### Your task
Print the listing in its entirety and exactly, leaving out images.

### Extracted data
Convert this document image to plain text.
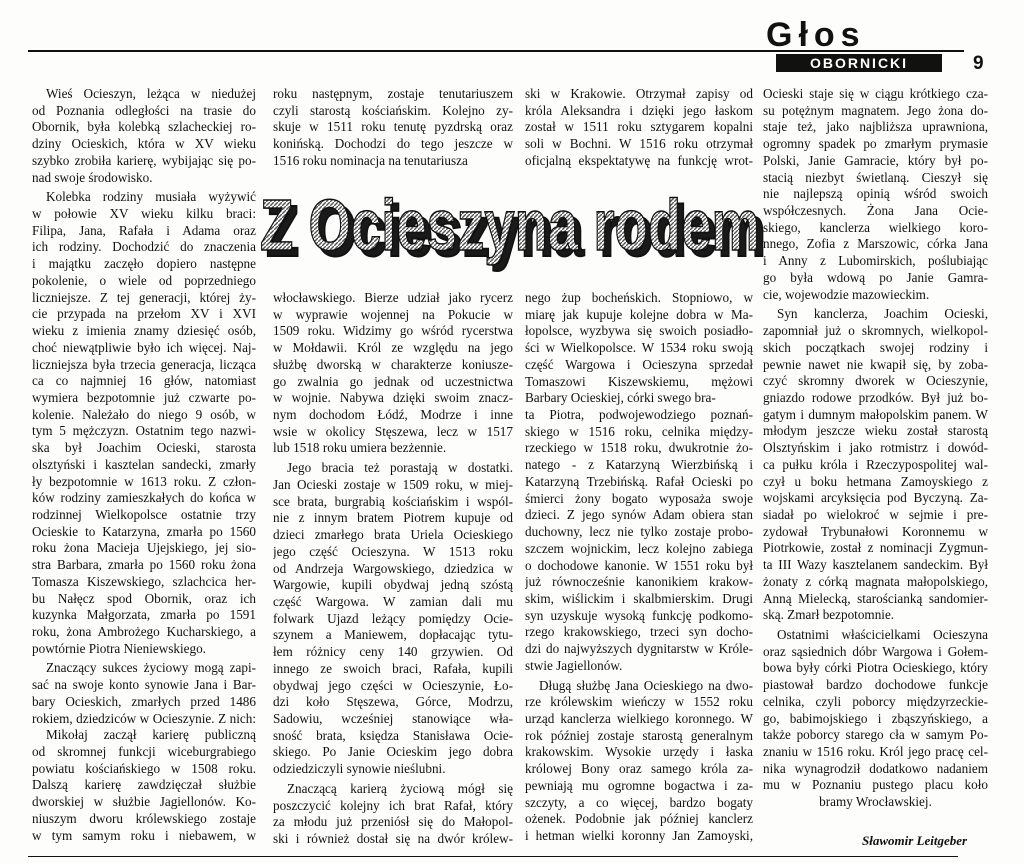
Głos
OBORNICKI	9
Wieś Ocieszyn, leżąca w niedużej
od Poznania odległości na trasie do
Obornik, była kolebką szlacheckiej ro-
dziny Ocieskich, która w XV wieku
szybko zrobiła karierę, wybijając się po-
nad swoje środowisko.
Kolebka rodziny musiała wyżywić
w połowie XV wieku kilku braci:
Filipa, Jana, Rafała i Adama oraz
ich rodziny. Dochodzić do znaczenia
i majątku zaczęło dopiero następne
pokolenie, o wiele od poprzedniego
liczniejsze. Z tej generacji, której ży-
cie przypada na przełom XV i XVI
wieku z imienia znamy dziesięć osób,
choć niewątpliwie było ich więcej. Naj-
liczniejsza była trzecia generacja, licząca
ca co najmniej 16 głów, natomiast
wymiera bezpotomnie już czwarte po-
kolenie. Należało do niego 9 osób, w
tym 5 mężczyzn. Ostatnim tego nazwi-
ska był Joachim Ocieski, starosta
olsztyński i kasztelan sandecki, zmarły
ły bezpotomnie w 1613 roku. Z człon-
ków rodziny zamieszkałych do końca w
rodzinnej Wielkopolsce ostatnie trzy
Ocieskie to Katarzyna, zmarła po 1560
roku żona Macieja Ujejskiego, jej sio-
stra Barbara, zmarła po 1560 roku żona
Tomasza Kiszewskiego, szlachcica her-
bu Nałęcz spod Obornik, oraz ich
kuzynka Małgorzata, zmarła po 1591
roku, żona Ambrożego Kucharskiego, a
powtórnie Piotra Nieniewskiego.
Znaczący sukces życiowy mogą zapi-
sać na swoje konto synowie Jana i Bar-
bary Ocieskich, zmarłych przed 1486
rokiem, dziedziców w Ocieszynie. Z nich:
Mikołaj zaczął karierę publiczną
od skromnej funkcji wiceburgrabiego
powiatu kościańskiego w 1508 roku.
Dalszą karierę zawdzięczał służbie
dworskiej w służbie Jagiellonów. Ko-
niuszym dworu królewskiego zostaje
w tym samym roku i niebawem, w
roku następnym, zostaje tenutariuszem
czyli starostą kościańskim. Kolejno zy-
skuje w 1511 roku tenutę pyzdrską oraz
konińską. Dochodzi do tego jeszcze w
1516 roku nominacja na tenutariusza
włocławskiego. Bierze udział jako rycerz
w wyprawie wojennej na Pokucie w
1509 roku. Widzimy go wśród rycerstwa
w Mołdawii. Król ze względu na jego
służbę dworską w charakterze koniusze-
go zwalnia go jednak od uczestnictwa
w wojnie. Nabywa dzięki swoim znacz-
nym dochodom Łódź, Modrze i inne
wsie w okolicy Stęszewa, lecz w 1517
lub 1518 roku umiera bezżennie.
Jego bracia też porastają w dostatki.
Jan Ocieski zostaje w 1509 roku, w miej-
sce brata, burgrabią kościańskim i wspól-
nie z innym bratem Piotrem kupuje od
dzieci zmarłego brata Uriela Ocieskiego
jego część Ocieszyna. W 1513 roku
od Andrzeja Wargowskiego, dziedzica w
Wargowie, kupili obydwaj jedną szóstą
część Wargowa. W zamian dali mu
folwark Ujazd leżący pomiędzy Ocie-
szynem a Maniewem, dopłacając tytu-
łem różnicy ceny 140 grzywien. Od
innego ze swoich braci, Rafała, kupili
obydwaj jego części w Ocieszynie, Ło-
dzi koło Stęszewa, Górce, Modrzu,
Sadowiu, wcześniej stanowiące wła-
sność brata, księdza Stanisława Ocie-
skiego. Po Janie Ocieskim jego dobra
odziedziczyli synowie nieślubni.
Znaczącą karierą życiową mógł się
poszczycić kolejny ich brat Rafał, który
za młodu już przeniósł się do Małopol-
ski i również dostał się na dwór królew-
ski w Krakowie. Otrzymał zapisy od
króla Aleksandra i dzięki jego łaskom
został w 1511 roku sztygarem kopalni
soli w Bochni. W 1516 roku otrzymał
oficjalną ekspektatywę na funkcję wrot-
nego żup bocheńskich. Stopniowo, w
miarę jak kupuje kolejne dobra w Ma-
łopolsce, wyzbywa się swoich posiadło-
ści w Wielkopolsce. W 1534 roku swoją
część Wargowa i Ocieszyna sprzedał
Tomaszowi Kiszewskiemu, mężowi
Barbary Ocieskiej, córki swego bra-
ta Piotra, podwojewodziego poznań-
skiego w 1516 roku, celnika między-
rzeckiego w 1518 roku, dwukrotnie żo-
natego - z Katarzyną Wierzbińską i
Katarzyną Trzebińską. Rafał Ocieski po
śmierci żony bogato wyposaża swoje
dzieci. Z jego synów Adam obiera stan
duchowny, lecz nie tylko zostaje probo-
szczem wojnickim, lecz kolejno zabiega
o dochodowe kanonie. W 1551 roku był
już równocześnie kanonikiem krakow-
skim, wiślickim i skalbmierskim. Drugi
syn uzyskuje wysoką funkcję podkomo-
rzego krakowskiego, trzeci syn docho-
dzi do najwyższych dygnitarstw w Króle-
stwie Jagiellonów.
Długą służbę Jana Ocieskiego na dwo-
rze królewskim wieńczy w 1552 roku
urząd kanclerza wielkiego koronnego. W
rok później zostaje starostą generalnym
krakowskim. Wysokie urzędy i łaska
królowej Bony oraz samego króla za-
pewniają mu ogromne bogactwa i za-
szczyty, a co więcej, bardzo bogaty
ożenek. Podobnie jak później kanclerz
i hetman wielki koronny Jan Zamoyski,
Ocieski staje się w ciągu krótkiego cza-
su potężnym magnatem. Jego żona do-
staje też, jako najbliższa uprawniona,
ogromny spadek po zmarłym prymasie
Polski, Janie Gamracie, który był po-
stacią niezbyt świetlaną. Cieszył się
nie najlepszą opinią wśród swoich
współczesnych. Żona Jana Ocie-
skiego, kanclerza wielkiego koro-
nnego, Zofia z Marszowic, córka Jana
i Anny z Lubomirskich, poślubiając
go była wdową po Janie Gamra-
cie, wojewodzie mazowieckim.
Syn kanclerza, Joachim Ocieski,
zapomniał już o skromnych, wielkopol-
skich początkach swojej rodziny i
pewnie nawet nie kwapił się, by zoba-
czyć skromny dworek w Ocieszynie,
gniazdo rodowe przodków. Był już bo-
gatym i dumnym małopolskim panem. W
młodym jeszcze wieku został starostą
Olsztyńskim i jako rotmistrz i dowód-
ca pułku króla i Rzeczypospolitej wal-
czył u boku hetmana Zamoyskiego z
wojskami arcyksięcia pod Byczyną. Za-
siadał po wielokroć w sejmie i pre-
zydował Trybunałowi Koronnemu w
Piotrkowie, został z nominacji Zygmun-
ta III Wazy kasztelanem sandeckim. Był
żonaty z córką magnata małopolskiego,
Anną Mielecką, starościanką sandomier-
ską. Zmarł bezpotomnie.
Ostatnimi właścicielkami Ocieszyna
oraz sąsiednich dóbr Wargowa i Gołem-
bowa były córki Piotra Ocieskiego, który
piastował bardzo dochodowe funkcje
celnika, czyli poborcy międzyrzeckie-
go, babimojskiego i zbąszyńskiego, a
także poborcy starego cła w samym Po-
znaniu w 1516 roku. Król jego pracę cel-
nika wynagrodził dodatkowo nadaniem
mu w Poznaniu pustego placu koło
bramy Wrocławskiej.
Z Ocieszyna rodem
Z Ocieszyna rodem
Sławomir Leitgeber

### Exercise answer
Convert this document image to plain text.
Głos
OBORNICKI	9
Wieś Ocieszyn, leżąca w niedużej
od Poznania odległości na trasie do
Obornik, była kolebką szlacheckiej ro-
dziny Ocieskich, która w XV wieku
szybko zrobiła karierę, wybijając się po-
nad swoje środowisko.
Kolebka rodziny musiała wyżywić
w połowie XV wieku kilku braci:
Filipa, Jana, Rafała i Adama oraz
ich rodziny. Dochodzić do znaczenia
i majątku zaczęło dopiero następne
pokolenie, o wiele od poprzedniego
liczniejsze. Z tej generacji, której ży-
cie przypada na przełom XV i XVI
wieku z imienia znamy dziesięć osób,
choć niewątpliwie było ich więcej. Naj-
liczniejsza była trzecia generacja, licząca
ca co najmniej 16 głów, natomiast
wymiera bezpotomnie już czwarte po-
kolenie. Należało do niego 9 osób, w
tym 5 mężczyzn. Ostatnim tego nazwi-
ska był Joachim Ocieski, starosta
olsztyński i kasztelan sandecki, zmarły
ły bezpotomnie w 1613 roku. Z człon-
ków rodziny zamieszkałych do końca w
rodzinnej Wielkopolsce ostatnie trzy
Ocieskie to Katarzyna, zmarła po 1560
roku żona Macieja Ujejskiego, jej sio-
stra Barbara, zmarła po 1560 roku żona
Tomasza Kiszewskiego, szlachcica her-
bu Nałęcz spod Obornik, oraz ich
kuzynka Małgorzata, zmarła po 1591
roku, żona Ambrożego Kucharskiego, a
powtórnie Piotra Nieniewskiego.
Znaczący sukces życiowy mogą zapi-
sać na swoje konto synowie Jana i Bar-
bary Ocieskich, zmarłych przed 1486
rokiem, dziedziców w Ocieszynie. Z nich:
Mikołaj zaczął karierę publiczną
od skromnej funkcji wiceburgrabiego
powiatu kościańskiego w 1508 roku.
Dalszą karierę zawdzięczał służbie
dworskiej w służbie Jagiellonów. Ko-
niuszym dworu królewskiego zostaje
w tym samym roku i niebawem, w
roku następnym, zostaje tenutariuszem
czyli starostą kościańskim. Kolejno zy-
skuje w 1511 roku tenutę pyzdrską oraz
konińską. Dochodzi do tego jeszcze w
1516 roku nominacja na tenutariusza
włocławskiego. Bierze udział jako rycerz
w wyprawie wojennej na Pokucie w
1509 roku. Widzimy go wśród rycerstwa
w Mołdawii. Król ze względu na jego
służbę dworską w charakterze koniusze-
go zwalnia go jednak od uczestnictwa
w wojnie. Nabywa dzięki swoim znacz-
nym dochodom Łódź, Modrze i inne
wsie w okolicy Stęszewa, lecz w 1517
lub 1518 roku umiera bezżennie.
Jego bracia też porastają w dostatki.
Jan Ocieski zostaje w 1509 roku, w miej-
sce brata, burgrabią kościańskim i wspól-
nie z innym bratem Piotrem kupuje od
dzieci zmarłego brata Uriela Ocieskiego
jego część Ocieszyna. W 1513 roku
od Andrzeja Wargowskiego, dziedzica w
Wargowie, kupili obydwaj jedną szóstą
część Wargowa. W zamian dali mu
folwark Ujazd leżący pomiędzy Ocie-
szynem a Maniewem, dopłacając tytu-
łem różnicy ceny 140 grzywien. Od
innego ze swoich braci, Rafała, kupili
obydwaj jego części w Ocieszynie, Ło-
dzi koło Stęszewa, Górce, Modrzu,
Sadowiu, wcześniej stanowiące wła-
sność brata, księdza Stanisława Ocie-
skiego. Po Janie Ocieskim jego dobra
odziedziczyli synowie nieślubni.
Znaczącą karierą życiową mógł się
poszczycić kolejny ich brat Rafał, który
za młodu już przeniósł się do Małopol-
ski i również dostał się na dwór królew-
ski w Krakowie. Otrzymał zapisy od
króla Aleksandra i dzięki jego łaskom
został w 1511 roku sztygarem kopalni
soli w Bochni. W 1516 roku otrzymał
oficjalną ekspektatywę na funkcję wrot-
nego żup bocheńskich. Stopniowo, w
miarę jak kupuje kolejne dobra w Ma-
łopolsce, wyzbywa się swoich posiadło-
ści w Wielkopolsce. W 1534 roku swoją
część Wargowa i Ocieszyna sprzedał
Tomaszowi Kiszewskiemu, mężowi
Barbary Ocieskiej, córki swego bra-
ta Piotra, podwojewodziego poznań-
skiego w 1516 roku, celnika między-
rzeckiego w 1518 roku, dwukrotnie żo-
natego - z Katarzyną Wierzbińską i
Katarzyną Trzebińską. Rafał Ocieski po
śmierci żony bogato wyposaża swoje
dzieci. Z jego synów Adam obiera stan
duchowny, lecz nie tylko zostaje probo-
szczem wojnickim, lecz kolejno zabiega
o dochodowe kanonie. W 1551 roku był
już równocześnie kanonikiem krakow-
skim, wiślickim i skalbmierskim. Drugi
syn uzyskuje wysoką funkcję podkomo-
rzego krakowskiego, trzeci syn docho-
dzi do najwyższych dygnitarstw w Króle-
stwie Jagiellonów.
Długą służbę Jana Ocieskiego na dwo-
rze królewskim wieńczy w 1552 roku
urząd kanclerza wielkiego koronnego. W
rok później zostaje starostą generalnym
krakowskim. Wysokie urzędy i łaska
królowej Bony oraz samego króla za-
pewniają mu ogromne bogactwa i za-
szczyty, a co więcej, bardzo bogaty
ożenek. Podobnie jak później kanclerz
i hetman wielki koronny Jan Zamoyski,
Ocieski staje się w ciągu krótkiego cza-
su potężnym magnatem. Jego żona do-
staje też, jako najbliższa uprawniona,
ogromny spadek po zmarłym prymasie
Polski, Janie Gamracie, który był po-
stacią niezbyt świetlaną. Cieszył się
nie najlepszą opinią wśród swoich
współczesnych. Żona Jana Ocie-
skiego, kanclerza wielkiego koro-
nnego, Zofia z Marszowic, córka Jana
i Anny z Lubomirskich, poślubiając
go była wdową po Janie Gamra-
cie, wojewodzie mazowieckim.
Syn kanclerza, Joachim Ocieski,
zapomniał już o skromnych, wielkopol-
skich początkach swojej rodziny i
pewnie nawet nie kwapił się, by zoba-
czyć skromny dworek w Ocieszynie,
gniazdo rodowe przodków. Był już bo-
gatym i dumnym małopolskim panem. W
młodym jeszcze wieku został starostą
Olsztyńskim i jako rotmistrz i dowód-
ca pułku króla i Rzeczypospolitej wal-
czył u boku hetmana Zamoyskiego z
wojskami arcyksięcia pod Byczyną. Za-
siadał po wielokroć w sejmie i pre-
zydował Trybunałowi Koronnemu w
Piotrkowie, został z nominacji Zygmun-
ta III Wazy kasztelanem sandeckim. Był
żonaty z córką magnata małopolskiego,
Anną Mielecką, starościanką sandomier-
ską. Zmarł bezpotomnie.
Ostatnimi właścicielkami Ocieszyna
oraz sąsiednich dóbr Wargowa i Gołem-
bowa były córki Piotra Ocieskiego, który
piastował bardzo dochodowe funkcje
celnika, czyli poborcy międzyrzeckie-
go, babimojskiego i zbąszyńskiego, a
także poborcy starego cła w samym Po-
znaniu w 1516 roku. Król jego pracę cel-
nika wynagrodził dodatkowo nadaniem
mu w Poznaniu pustego placu koło
bramy Wrocławskiej.
Z Ocieszyna rodem
Z Ocieszyna rodem
Sławomir Leitgeber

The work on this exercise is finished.